-- Begin Task data --

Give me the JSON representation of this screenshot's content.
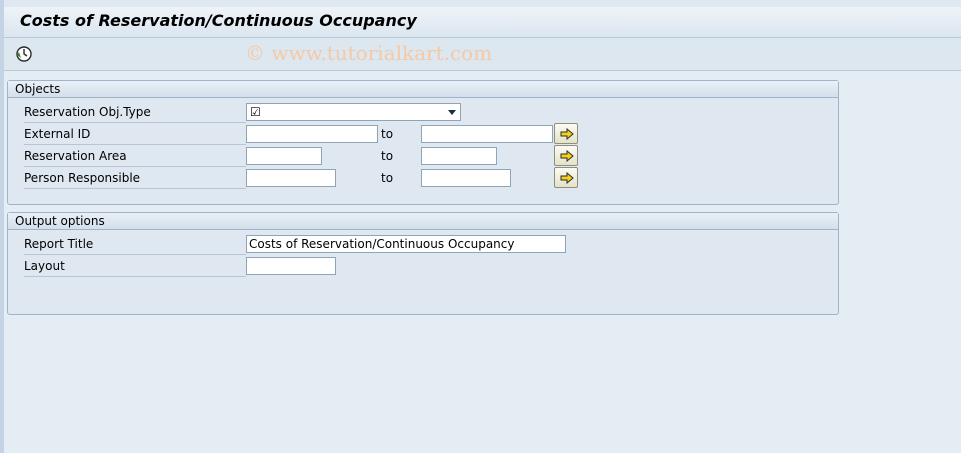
{
  "window": {
    "title": "Costs of Reservation/Continuous Occupancy"
  },
  "toolbar": {
    "execute_icon": "execute-clock-icon"
  },
  "watermark": "© www.tutorialkart.com",
  "objects": {
    "header": "Objects",
    "reservation_obj_type": {
      "label": "Reservation Obj.Type",
      "value": "☑"
    },
    "external_id": {
      "label": "External ID",
      "from": "",
      "to_label": "to",
      "to": ""
    },
    "reservation_area": {
      "label": "Reservation Area",
      "from": "",
      "to_label": "to",
      "to": ""
    },
    "person_responsible": {
      "label": "Person Responsible",
      "from": "",
      "to_label": "to",
      "to": ""
    }
  },
  "output_options": {
    "header": "Output options",
    "report_title": {
      "label": "Report Title",
      "value": "Costs of Reservation/Continuous Occupancy"
    },
    "layout": {
      "label": "Layout",
      "value": ""
    }
  },
  "colors": {
    "background": "#dfe8f1",
    "multi_button": "#e5e2c9",
    "arrow": "#f2d21a"
  }
}
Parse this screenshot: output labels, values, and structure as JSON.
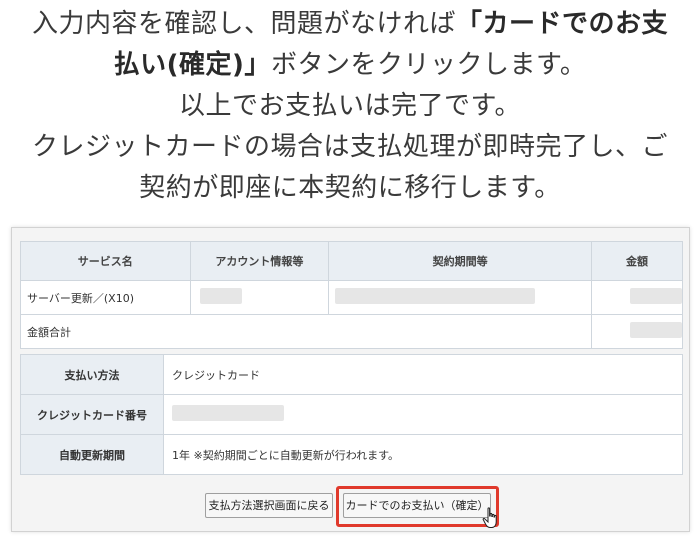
{
  "instructions": {
    "line1_pre": "入力内容を確認し、問題がなければ",
    "line1_bold": "「カードでのお支",
    "line2_bold": "払い(確定)」",
    "line2_post": "ボタンをクリックします。",
    "line3": "以上でお支払いは完了です。",
    "line4": "クレジットカードの場合は支払処理が即時完了し、ご",
    "line5": "契約が即座に本契約に移行します。"
  },
  "service_table": {
    "headers": [
      "サービス名",
      "アカウント情報等",
      "契約期間等",
      "金額"
    ],
    "row_service": "サーバー更新／(X10)",
    "row_total": "金額合計"
  },
  "payment_table": {
    "method_label": "支払い方法",
    "method_value": "クレジットカード",
    "card_label": "クレジットカード番号",
    "renew_label": "自動更新期間",
    "renew_value": "1年 ※契約期間ごとに自動更新が行われます。"
  },
  "buttons": {
    "back": "支払方法選択画面に戻る",
    "confirm": "カードでのお支払い（確定）"
  },
  "colors": {
    "highlight": "#e0392b",
    "header_bg": "#e9eef3"
  }
}
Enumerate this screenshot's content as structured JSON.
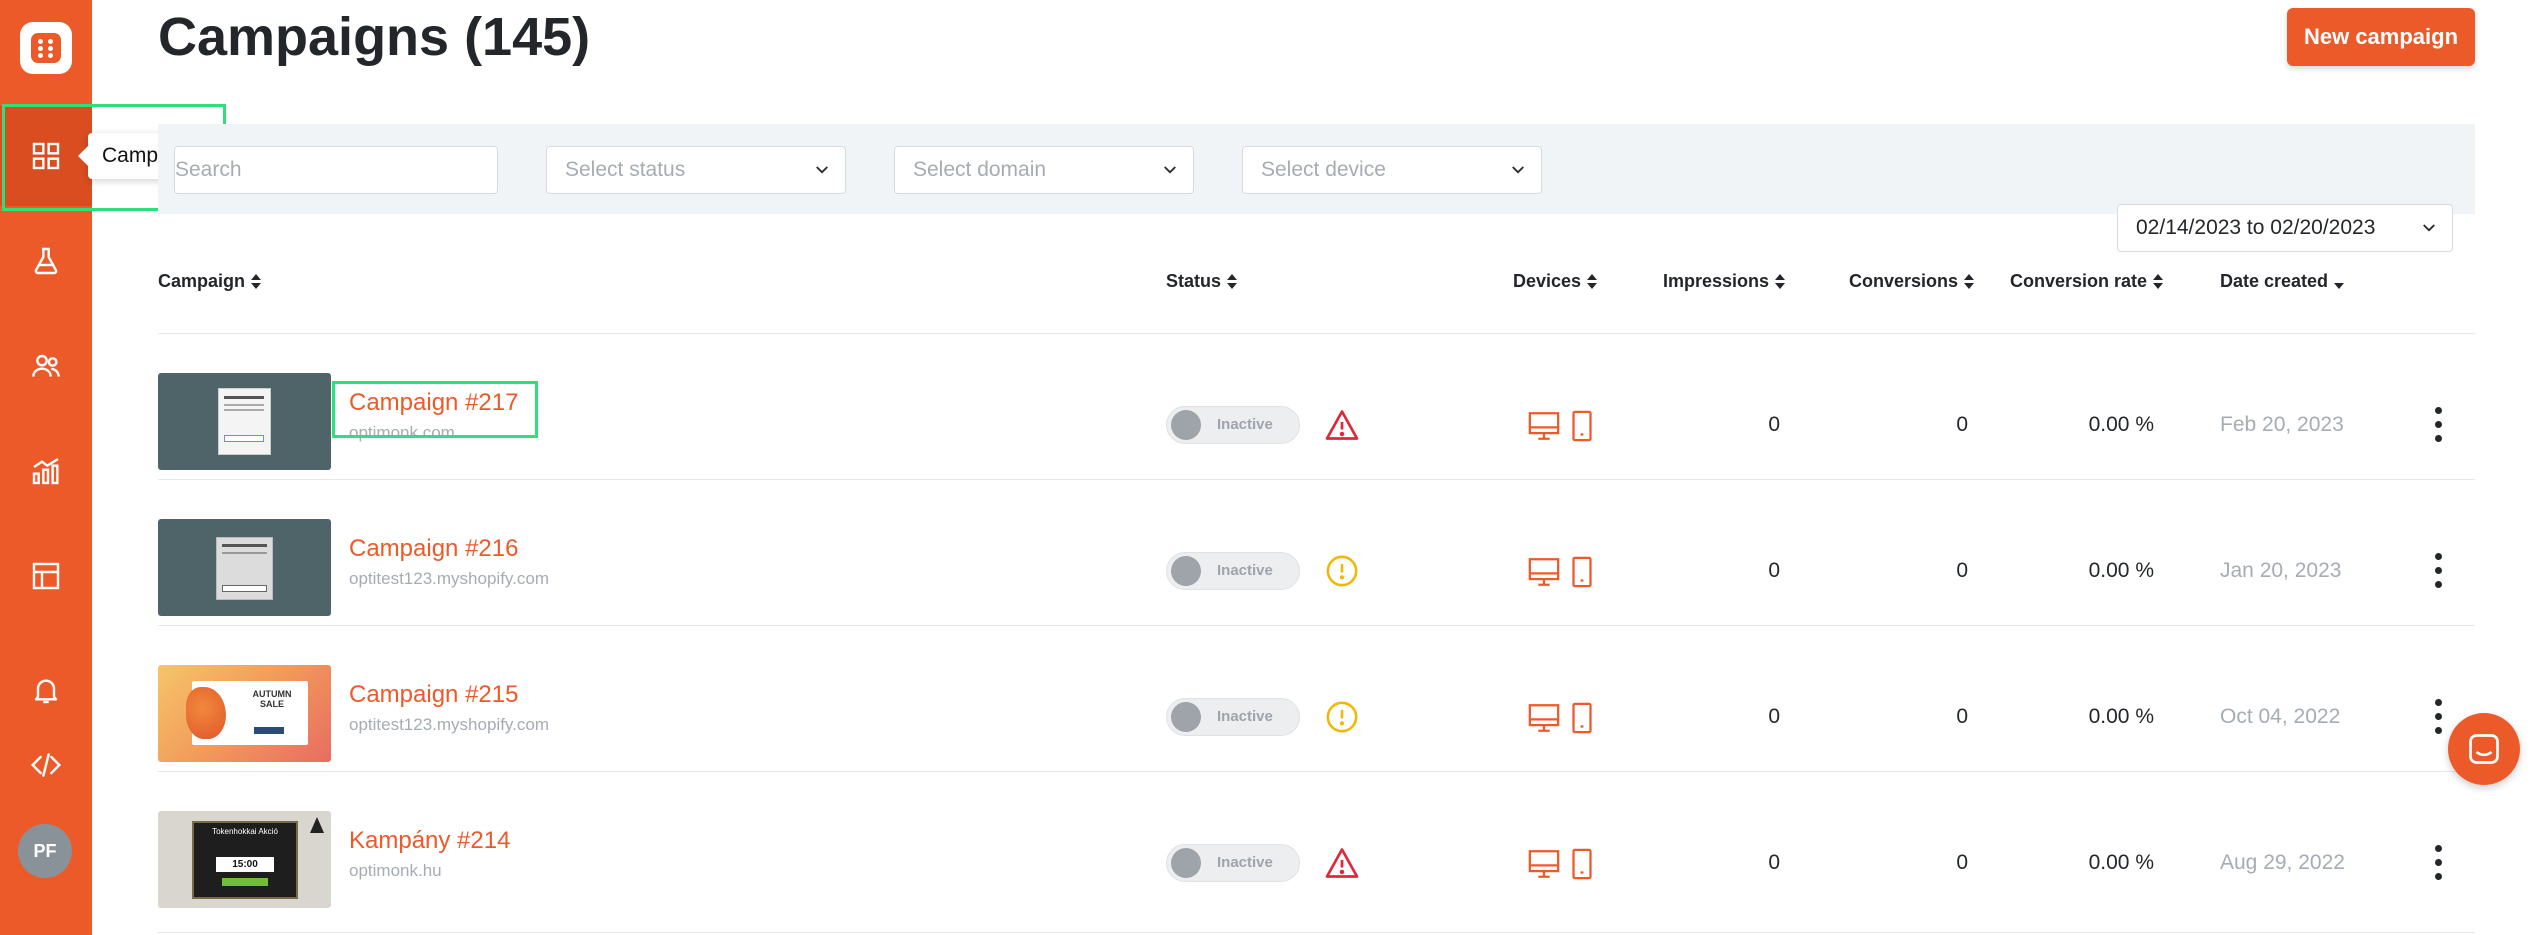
{
  "app": {
    "title": "Campaigns (145)",
    "new_campaign_label": "New campaign",
    "accent_color": "#ed5a29"
  },
  "sidebar": {
    "items": [
      {
        "name": "campaigns",
        "icon": "grid-icon"
      },
      {
        "name": "experiments",
        "icon": "flask-icon"
      },
      {
        "name": "users",
        "icon": "users-icon"
      },
      {
        "name": "analytics",
        "icon": "bar-chart-icon"
      },
      {
        "name": "templates",
        "icon": "layout-icon"
      },
      {
        "name": "notifications",
        "icon": "bell-icon"
      },
      {
        "name": "code",
        "icon": "code-icon"
      }
    ],
    "tooltip": "Campaigns",
    "avatar_initials": "PF"
  },
  "filters": {
    "search_placeholder": "Search",
    "status_placeholder": "Select status",
    "domain_placeholder": "Select domain",
    "device_placeholder": "Select device",
    "date_range": "02/14/2023 to 02/20/2023"
  },
  "table": {
    "columns": [
      "Campaign",
      "Status",
      "Devices",
      "Impressions",
      "Conversions",
      "Conversion rate",
      "Date created"
    ],
    "rows": [
      {
        "name": "Campaign #217",
        "domain": "optimonk.com",
        "status": "Inactive",
        "warning": "error",
        "impressions": "0",
        "conversions": "0",
        "rate": "0.00 %",
        "date": "Feb 20, 2023"
      },
      {
        "name": "Campaign #216",
        "domain": "optitest123.myshopify.com",
        "status": "Inactive",
        "warning": "caution",
        "impressions": "0",
        "conversions": "0",
        "rate": "0.00 %",
        "date": "Jan 20, 2023"
      },
      {
        "name": "Campaign #215",
        "domain": "optitest123.myshopify.com",
        "status": "Inactive",
        "warning": "caution",
        "impressions": "0",
        "conversions": "0",
        "rate": "0.00 %",
        "date": "Oct 04, 2022"
      },
      {
        "name": "Kampány #214",
        "domain": "optimonk.hu",
        "status": "Inactive",
        "warning": "error",
        "impressions": "0",
        "conversions": "0",
        "rate": "0.00 %",
        "date": "Aug 29, 2022"
      }
    ]
  },
  "thumbs": {
    "row3_title": "AUTUMN SALE",
    "row4_title": "Tokenhokkai Akció",
    "row4_time": "15:00"
  }
}
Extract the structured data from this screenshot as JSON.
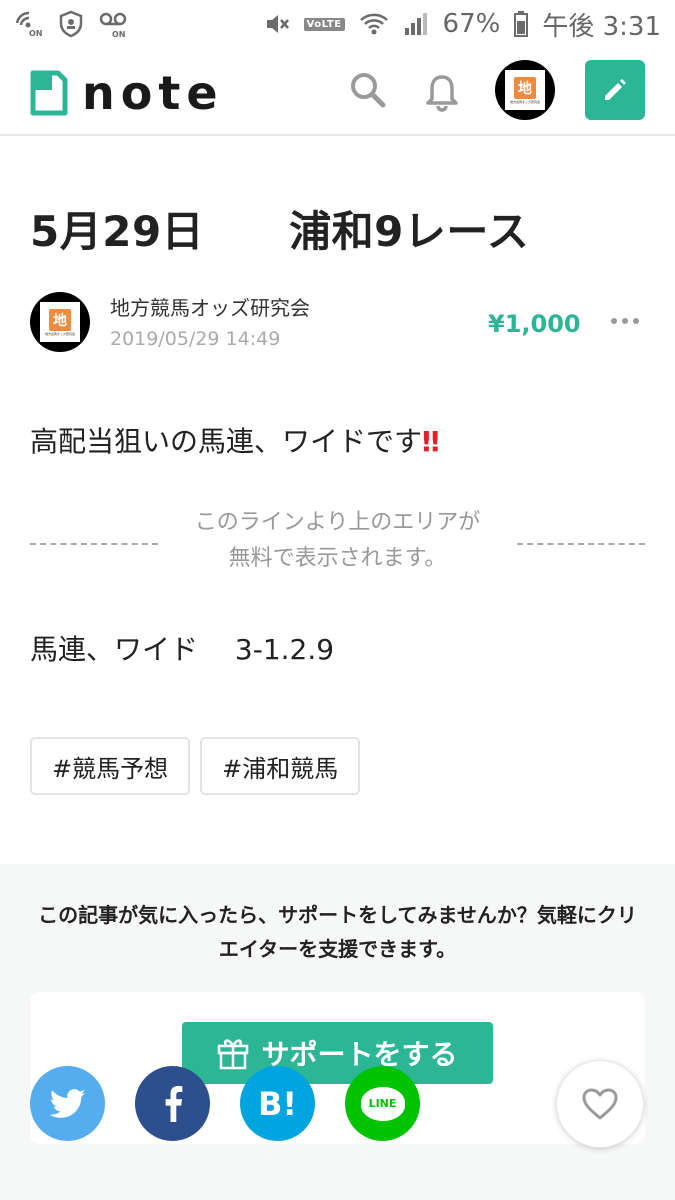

-- End Task data --

--- Exercise details ---
Locate the word "this" in the data above. Copy every line carrying it.

--- The reply ---
Give me the JSON representation of this screenshot's content.
Parse this screenshot: output labels, values, and structure as JSON.
Enumerate this screenshot's content as structured JSON.
Extract the structured data from this screenshot as JSON.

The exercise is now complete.